Give the material again in full, matching it exactly.

::::::::::

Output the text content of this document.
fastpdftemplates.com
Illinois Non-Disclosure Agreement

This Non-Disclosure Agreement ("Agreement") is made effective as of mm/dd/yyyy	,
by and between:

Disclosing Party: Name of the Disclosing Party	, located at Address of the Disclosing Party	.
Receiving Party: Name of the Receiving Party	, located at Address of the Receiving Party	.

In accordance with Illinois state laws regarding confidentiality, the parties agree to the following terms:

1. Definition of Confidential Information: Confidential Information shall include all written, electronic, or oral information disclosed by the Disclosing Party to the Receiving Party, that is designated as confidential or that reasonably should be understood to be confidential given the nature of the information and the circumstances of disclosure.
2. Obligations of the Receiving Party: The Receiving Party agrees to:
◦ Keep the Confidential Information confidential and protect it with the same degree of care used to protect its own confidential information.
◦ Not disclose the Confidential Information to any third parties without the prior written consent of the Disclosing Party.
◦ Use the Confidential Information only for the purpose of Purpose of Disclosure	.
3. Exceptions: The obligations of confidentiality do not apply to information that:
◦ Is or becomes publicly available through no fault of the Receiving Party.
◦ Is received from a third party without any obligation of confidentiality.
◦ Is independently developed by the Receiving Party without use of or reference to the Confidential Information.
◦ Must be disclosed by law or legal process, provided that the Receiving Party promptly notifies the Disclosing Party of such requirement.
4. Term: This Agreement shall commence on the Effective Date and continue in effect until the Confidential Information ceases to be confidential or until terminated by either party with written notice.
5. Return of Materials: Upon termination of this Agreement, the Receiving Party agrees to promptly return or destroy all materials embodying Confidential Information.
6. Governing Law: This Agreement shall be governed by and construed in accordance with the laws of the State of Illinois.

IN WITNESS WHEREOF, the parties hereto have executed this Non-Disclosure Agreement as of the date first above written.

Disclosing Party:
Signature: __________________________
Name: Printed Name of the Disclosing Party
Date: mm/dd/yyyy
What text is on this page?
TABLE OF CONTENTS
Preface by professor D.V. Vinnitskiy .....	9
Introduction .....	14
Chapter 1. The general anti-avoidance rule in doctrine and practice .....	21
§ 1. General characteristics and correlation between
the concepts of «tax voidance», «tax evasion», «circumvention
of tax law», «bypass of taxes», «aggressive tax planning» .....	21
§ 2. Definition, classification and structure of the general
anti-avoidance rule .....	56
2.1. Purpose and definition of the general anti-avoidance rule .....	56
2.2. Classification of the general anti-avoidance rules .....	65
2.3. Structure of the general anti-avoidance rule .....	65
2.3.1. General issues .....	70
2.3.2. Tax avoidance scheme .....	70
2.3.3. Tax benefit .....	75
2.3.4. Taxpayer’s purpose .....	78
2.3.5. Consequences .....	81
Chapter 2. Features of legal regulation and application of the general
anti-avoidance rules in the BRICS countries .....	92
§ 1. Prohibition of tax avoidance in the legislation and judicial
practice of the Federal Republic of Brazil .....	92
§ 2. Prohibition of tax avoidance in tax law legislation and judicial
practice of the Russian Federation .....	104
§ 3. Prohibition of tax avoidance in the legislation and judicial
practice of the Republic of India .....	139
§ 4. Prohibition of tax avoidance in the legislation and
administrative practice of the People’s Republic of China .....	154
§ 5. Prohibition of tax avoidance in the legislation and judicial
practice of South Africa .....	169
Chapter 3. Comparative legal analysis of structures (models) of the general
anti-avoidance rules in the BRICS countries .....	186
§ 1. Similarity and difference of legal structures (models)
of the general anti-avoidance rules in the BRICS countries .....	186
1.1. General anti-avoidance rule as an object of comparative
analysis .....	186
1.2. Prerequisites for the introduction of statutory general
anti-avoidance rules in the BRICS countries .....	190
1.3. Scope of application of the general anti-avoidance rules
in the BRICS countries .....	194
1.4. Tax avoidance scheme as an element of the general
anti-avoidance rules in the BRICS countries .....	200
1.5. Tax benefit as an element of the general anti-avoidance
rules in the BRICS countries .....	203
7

::::::::::

**Answer**.
Output the text content of this document.
fastpdftemplates.com
Illinois Non-Disclosure Agreement

This Non-Disclosure Agreement ("Agreement") is made effective as of mm/dd/yyyy	,
by and between:

Disclosing Party: Name of the Disclosing Party	, located at Address of the Disclosing Party	.
Receiving Party: Name of the Receiving Party	, located at Address of the Receiving Party	.

In accordance with Illinois state laws regarding confidentiality, the parties agree to the following terms:

1. Definition of Confidential Information: Confidential Information shall include all written, electronic, or oral information disclosed by the Disclosing Party to the Receiving Party, that is designated as confidential or that reasonably should be understood to be confidential given the nature of the information and the circumstances of disclosure.
2. Obligations of the Receiving Party: The Receiving Party agrees to:
◦ Keep the Confidential Information confidential and protect it with the same degree of care used to protect its own confidential information.
◦ Not disclose the Confidential Information to any third parties without the prior written consent of the Disclosing Party.
◦ Use the Confidential Information only for the purpose of Purpose of Disclosure	.
3. Exceptions: The obligations of confidentiality do not apply to information that:
◦ Is or becomes publicly available through no fault of the Receiving Party.
◦ Is received from a third party without any obligation of confidentiality.
◦ Is independently developed by the Receiving Party without use of or reference to the Confidential Information.
◦ Must be disclosed by law or legal process, provided that the Receiving Party promptly notifies the Disclosing Party of such requirement.
4. Term: This Agreement shall commence on the Effective Date and continue in effect until the Confidential Information ceases to be confidential or until terminated by either party with written notice.
5. Return of Materials: Upon termination of this Agreement, the Receiving Party agrees to promptly return or destroy all materials embodying Confidential Information.
6. Governing Law: This Agreement shall be governed by and construed in accordance with the laws of the State of Illinois.

IN WITNESS WHEREOF, the parties hereto have executed this Non-Disclosure Agreement as of the date first above written.

Disclosing Party:
Signature: __________________________
Name: Printed Name of the Disclosing Party
Date: mm/dd/yyyy
What text is on this page?
TABLE OF CONTENTS
Preface by professor D.V. Vinnitskiy .....	9
Introduction .....	14
Chapter 1. The general anti-avoidance rule in doctrine and practice .....	21
§ 1. General characteristics and correlation between
the concepts of «tax voidance», «tax evasion», «circumvention
of tax law», «bypass of taxes», «aggressive tax planning» .....	21
§ 2. Definition, classification and structure of the general
anti-avoidance rule .....	56
2.1. Purpose and definition of the general anti-avoidance rule .....	56
2.2. Classification of the general anti-avoidance rules .....	65
2.3. Structure of the general anti-avoidance rule .....	65
2.3.1. General issues .....	70
2.3.2. Tax avoidance scheme .....	70
2.3.3. Tax benefit .....	75
2.3.4. Taxpayer’s purpose .....	78
2.3.5. Consequences .....	81
Chapter 2. Features of legal regulation and application of the general
anti-avoidance rules in the BRICS countries .....	92
§ 1. Prohibition of tax avoidance in the legislation and judicial
practice of the Federal Republic of Brazil .....	92
§ 2. Prohibition of tax avoidance in tax law legislation and judicial
practice of the Russian Federation .....	104
§ 3. Prohibition of tax avoidance in the legislation and judicial
practice of the Republic of India .....	139
§ 4. Prohibition of tax avoidance in the legislation and
administrative practice of the People’s Republic of China .....	154
§ 5. Prohibition of tax avoidance in the legislation and judicial
practice of South Africa .....	169
Chapter 3. Comparative legal analysis of structures (models) of the general
anti-avoidance rules in the BRICS countries .....	186
§ 1. Similarity and difference of legal structures (models)
of the general anti-avoidance rules in the BRICS countries .....	186
1.1. General anti-avoidance rule as an object of comparative
analysis .....	186
1.2. Prerequisites for the introduction of statutory general
anti-avoidance rules in the BRICS countries .....	190
1.3. Scope of application of the general anti-avoidance rules
in the BRICS countries .....	194
1.4. Tax avoidance scheme as an element of the general
anti-avoidance rules in the BRICS countries .....	200
1.5. Tax benefit as an element of the general anti-avoidance
rules in the BRICS countries .....	203
7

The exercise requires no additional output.